Given instruction: Transcribe, character for character, the stretch of lines from the very first one through the line containing "folder-icon — [20, 52, 35, 68]", both included.

◆ ◆ ◆ ◆ ◆ ◆ ◆

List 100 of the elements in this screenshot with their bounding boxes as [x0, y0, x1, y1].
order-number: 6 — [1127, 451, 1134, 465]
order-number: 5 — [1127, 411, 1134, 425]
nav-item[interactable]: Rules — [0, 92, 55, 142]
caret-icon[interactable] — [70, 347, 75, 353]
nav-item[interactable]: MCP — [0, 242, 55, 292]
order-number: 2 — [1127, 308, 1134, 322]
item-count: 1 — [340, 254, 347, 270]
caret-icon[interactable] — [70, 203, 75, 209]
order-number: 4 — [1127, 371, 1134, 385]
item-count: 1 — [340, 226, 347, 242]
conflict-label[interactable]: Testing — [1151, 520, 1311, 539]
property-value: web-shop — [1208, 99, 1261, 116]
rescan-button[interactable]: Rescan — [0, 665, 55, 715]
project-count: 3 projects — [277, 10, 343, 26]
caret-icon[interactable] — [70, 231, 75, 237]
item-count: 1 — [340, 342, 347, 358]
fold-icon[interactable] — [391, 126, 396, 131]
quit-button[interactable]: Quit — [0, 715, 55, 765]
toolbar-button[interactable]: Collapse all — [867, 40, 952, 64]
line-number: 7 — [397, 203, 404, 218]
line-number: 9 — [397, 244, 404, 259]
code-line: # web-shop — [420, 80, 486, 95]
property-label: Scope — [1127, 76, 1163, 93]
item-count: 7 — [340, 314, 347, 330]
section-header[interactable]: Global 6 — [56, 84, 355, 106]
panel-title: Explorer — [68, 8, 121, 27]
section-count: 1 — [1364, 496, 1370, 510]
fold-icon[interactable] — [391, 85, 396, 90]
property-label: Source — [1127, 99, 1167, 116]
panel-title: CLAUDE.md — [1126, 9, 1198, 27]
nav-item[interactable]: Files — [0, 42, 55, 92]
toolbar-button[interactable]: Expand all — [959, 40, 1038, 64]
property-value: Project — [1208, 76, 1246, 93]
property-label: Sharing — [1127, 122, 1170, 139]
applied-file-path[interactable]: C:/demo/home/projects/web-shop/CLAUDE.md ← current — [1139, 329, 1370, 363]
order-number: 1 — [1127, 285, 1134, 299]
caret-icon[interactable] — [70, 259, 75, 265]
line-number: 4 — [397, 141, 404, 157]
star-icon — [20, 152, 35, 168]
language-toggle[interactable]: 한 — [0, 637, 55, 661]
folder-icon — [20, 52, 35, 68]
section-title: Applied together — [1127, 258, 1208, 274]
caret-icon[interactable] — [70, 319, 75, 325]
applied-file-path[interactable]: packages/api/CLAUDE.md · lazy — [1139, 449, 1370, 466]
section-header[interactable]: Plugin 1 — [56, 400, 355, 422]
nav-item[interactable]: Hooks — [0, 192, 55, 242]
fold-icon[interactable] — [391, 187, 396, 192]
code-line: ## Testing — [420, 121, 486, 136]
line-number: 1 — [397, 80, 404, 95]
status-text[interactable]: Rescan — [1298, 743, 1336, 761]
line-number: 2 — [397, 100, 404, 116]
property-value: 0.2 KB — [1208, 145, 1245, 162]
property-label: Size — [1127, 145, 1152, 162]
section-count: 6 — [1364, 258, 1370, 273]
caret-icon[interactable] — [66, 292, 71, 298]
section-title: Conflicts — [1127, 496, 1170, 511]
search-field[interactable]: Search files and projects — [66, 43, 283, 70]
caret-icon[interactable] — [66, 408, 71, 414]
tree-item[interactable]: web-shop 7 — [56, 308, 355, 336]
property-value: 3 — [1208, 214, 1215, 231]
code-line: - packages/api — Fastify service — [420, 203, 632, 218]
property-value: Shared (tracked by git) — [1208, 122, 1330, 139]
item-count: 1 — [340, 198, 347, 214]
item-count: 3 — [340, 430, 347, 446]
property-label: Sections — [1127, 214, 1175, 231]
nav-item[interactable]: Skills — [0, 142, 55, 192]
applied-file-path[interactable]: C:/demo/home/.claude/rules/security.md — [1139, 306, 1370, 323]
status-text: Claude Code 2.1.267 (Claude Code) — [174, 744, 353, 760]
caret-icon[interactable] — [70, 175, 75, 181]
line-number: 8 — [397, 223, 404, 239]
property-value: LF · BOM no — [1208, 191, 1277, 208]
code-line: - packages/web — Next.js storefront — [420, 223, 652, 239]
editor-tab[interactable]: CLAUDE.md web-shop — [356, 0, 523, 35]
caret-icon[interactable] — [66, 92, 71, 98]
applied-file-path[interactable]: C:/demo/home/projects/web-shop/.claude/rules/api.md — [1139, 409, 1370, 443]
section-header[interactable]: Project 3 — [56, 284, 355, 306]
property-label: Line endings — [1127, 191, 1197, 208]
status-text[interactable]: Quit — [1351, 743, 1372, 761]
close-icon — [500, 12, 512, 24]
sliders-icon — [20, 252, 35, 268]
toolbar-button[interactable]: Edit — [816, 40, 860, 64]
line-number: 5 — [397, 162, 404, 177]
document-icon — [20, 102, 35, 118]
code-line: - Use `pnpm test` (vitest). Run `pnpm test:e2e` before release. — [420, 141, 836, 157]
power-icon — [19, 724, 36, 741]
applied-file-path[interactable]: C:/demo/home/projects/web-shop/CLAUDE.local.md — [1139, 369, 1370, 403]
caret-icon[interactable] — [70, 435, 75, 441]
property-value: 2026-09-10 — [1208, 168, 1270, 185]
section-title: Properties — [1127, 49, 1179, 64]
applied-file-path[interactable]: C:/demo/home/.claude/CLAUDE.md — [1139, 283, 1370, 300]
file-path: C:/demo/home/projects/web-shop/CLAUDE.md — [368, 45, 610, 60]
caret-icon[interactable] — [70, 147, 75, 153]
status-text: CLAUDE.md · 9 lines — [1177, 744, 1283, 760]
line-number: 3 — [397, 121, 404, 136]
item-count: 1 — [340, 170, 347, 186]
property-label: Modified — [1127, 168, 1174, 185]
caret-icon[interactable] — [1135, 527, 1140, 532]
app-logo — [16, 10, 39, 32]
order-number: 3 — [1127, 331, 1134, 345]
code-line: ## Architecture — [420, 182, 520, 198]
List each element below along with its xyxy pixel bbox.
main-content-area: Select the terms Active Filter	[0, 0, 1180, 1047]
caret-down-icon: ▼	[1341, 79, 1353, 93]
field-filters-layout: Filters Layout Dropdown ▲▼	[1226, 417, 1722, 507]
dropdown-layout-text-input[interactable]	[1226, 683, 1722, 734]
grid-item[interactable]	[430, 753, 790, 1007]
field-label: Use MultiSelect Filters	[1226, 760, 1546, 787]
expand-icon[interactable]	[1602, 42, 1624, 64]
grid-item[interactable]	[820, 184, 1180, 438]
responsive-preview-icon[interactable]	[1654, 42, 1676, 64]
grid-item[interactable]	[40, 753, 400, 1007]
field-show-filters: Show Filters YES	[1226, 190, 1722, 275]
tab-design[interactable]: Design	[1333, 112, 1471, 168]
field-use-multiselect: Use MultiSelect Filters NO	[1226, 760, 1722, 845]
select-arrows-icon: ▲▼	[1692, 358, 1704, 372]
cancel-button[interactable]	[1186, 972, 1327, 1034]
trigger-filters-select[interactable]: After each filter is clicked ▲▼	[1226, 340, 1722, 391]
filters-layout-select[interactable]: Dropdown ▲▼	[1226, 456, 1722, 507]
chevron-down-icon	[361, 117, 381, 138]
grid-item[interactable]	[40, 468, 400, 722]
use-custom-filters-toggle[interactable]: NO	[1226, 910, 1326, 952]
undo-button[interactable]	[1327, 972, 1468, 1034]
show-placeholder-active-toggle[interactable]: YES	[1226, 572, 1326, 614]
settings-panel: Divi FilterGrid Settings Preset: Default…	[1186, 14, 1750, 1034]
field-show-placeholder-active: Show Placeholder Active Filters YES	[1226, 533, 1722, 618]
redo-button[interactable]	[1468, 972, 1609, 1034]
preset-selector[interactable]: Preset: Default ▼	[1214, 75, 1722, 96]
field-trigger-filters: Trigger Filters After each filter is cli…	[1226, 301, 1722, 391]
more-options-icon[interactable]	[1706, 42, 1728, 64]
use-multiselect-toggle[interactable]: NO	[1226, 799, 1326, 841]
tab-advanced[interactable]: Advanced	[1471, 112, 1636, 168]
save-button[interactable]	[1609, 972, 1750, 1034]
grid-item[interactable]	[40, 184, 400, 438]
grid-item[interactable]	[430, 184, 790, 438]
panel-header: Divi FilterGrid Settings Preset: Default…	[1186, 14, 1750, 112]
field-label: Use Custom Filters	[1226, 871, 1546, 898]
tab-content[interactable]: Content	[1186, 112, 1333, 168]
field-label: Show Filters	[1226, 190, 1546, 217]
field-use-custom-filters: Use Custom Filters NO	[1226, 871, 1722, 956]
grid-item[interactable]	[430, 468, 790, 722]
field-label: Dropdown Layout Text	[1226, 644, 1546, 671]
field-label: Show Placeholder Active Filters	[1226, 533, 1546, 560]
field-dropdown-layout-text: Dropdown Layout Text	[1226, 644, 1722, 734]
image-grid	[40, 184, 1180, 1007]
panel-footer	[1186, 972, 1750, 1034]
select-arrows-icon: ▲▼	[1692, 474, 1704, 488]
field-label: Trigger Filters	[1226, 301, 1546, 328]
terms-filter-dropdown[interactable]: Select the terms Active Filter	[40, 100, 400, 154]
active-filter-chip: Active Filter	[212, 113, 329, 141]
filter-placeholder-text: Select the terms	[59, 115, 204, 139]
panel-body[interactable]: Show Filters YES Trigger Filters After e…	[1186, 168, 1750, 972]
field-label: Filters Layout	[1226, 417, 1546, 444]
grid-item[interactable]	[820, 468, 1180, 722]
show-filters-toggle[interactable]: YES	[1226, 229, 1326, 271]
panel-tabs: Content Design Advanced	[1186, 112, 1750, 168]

◆ ◆ ◆ ◆ ◆ ◆ ◆

Answer to the task:
List 100 of the elements in this screenshot with their bounding boxes as [x0, y0, x1, y1].
order-number: 6 — [1127, 451, 1134, 465]
order-number: 5 — [1127, 411, 1134, 425]
nav-item[interactable]: Rules — [0, 92, 55, 142]
caret-icon[interactable] — [70, 347, 75, 353]
nav-item[interactable]: MCP — [0, 242, 55, 292]
order-number: 2 — [1127, 308, 1134, 322]
item-count: 1 — [340, 254, 347, 270]
caret-icon[interactable] — [70, 203, 75, 209]
order-number: 4 — [1127, 371, 1134, 385]
item-count: 1 — [340, 226, 347, 242]
conflict-label[interactable]: Testing — [1151, 520, 1311, 539]
property-value: web-shop — [1208, 99, 1261, 116]
rescan-button[interactable]: Rescan — [0, 665, 55, 715]
project-count: 3 projects — [277, 10, 343, 26]
caret-icon[interactable] — [70, 231, 75, 237]
item-count: 1 — [340, 342, 347, 358]
fold-icon[interactable] — [391, 126, 396, 131]
quit-button[interactable]: Quit — [0, 715, 55, 765]
toolbar-button[interactable]: Collapse all — [867, 40, 952, 64]
line-number: 7 — [397, 203, 404, 218]
line-number: 9 — [397, 244, 404, 259]
code-line: # web-shop — [420, 80, 486, 95]
property-label: Scope — [1127, 76, 1163, 93]
item-count: 7 — [340, 314, 347, 330]
section-header[interactable]: Global 6 — [56, 84, 355, 106]
panel-title: Explorer — [68, 8, 121, 27]
section-count: 1 — [1364, 496, 1370, 510]
fold-icon[interactable] — [391, 85, 396, 90]
property-label: Source — [1127, 99, 1167, 116]
panel-title: CLAUDE.md — [1126, 9, 1198, 27]
nav-item[interactable]: Files — [0, 42, 55, 92]
toolbar-button[interactable]: Expand all — [959, 40, 1038, 64]
property-value: Project — [1208, 76, 1246, 93]
property-label: Sharing — [1127, 122, 1170, 139]
applied-file-path[interactable]: C:/demo/home/projects/web-shop/CLAUDE.md ← current — [1139, 329, 1370, 363]
order-number: 1 — [1127, 285, 1134, 299]
caret-icon[interactable] — [70, 259, 75, 265]
line-number: 4 — [397, 141, 404, 157]
star-icon — [20, 152, 35, 168]
language-toggle[interactable]: 한 — [0, 637, 55, 661]
folder-icon — [20, 52, 35, 68]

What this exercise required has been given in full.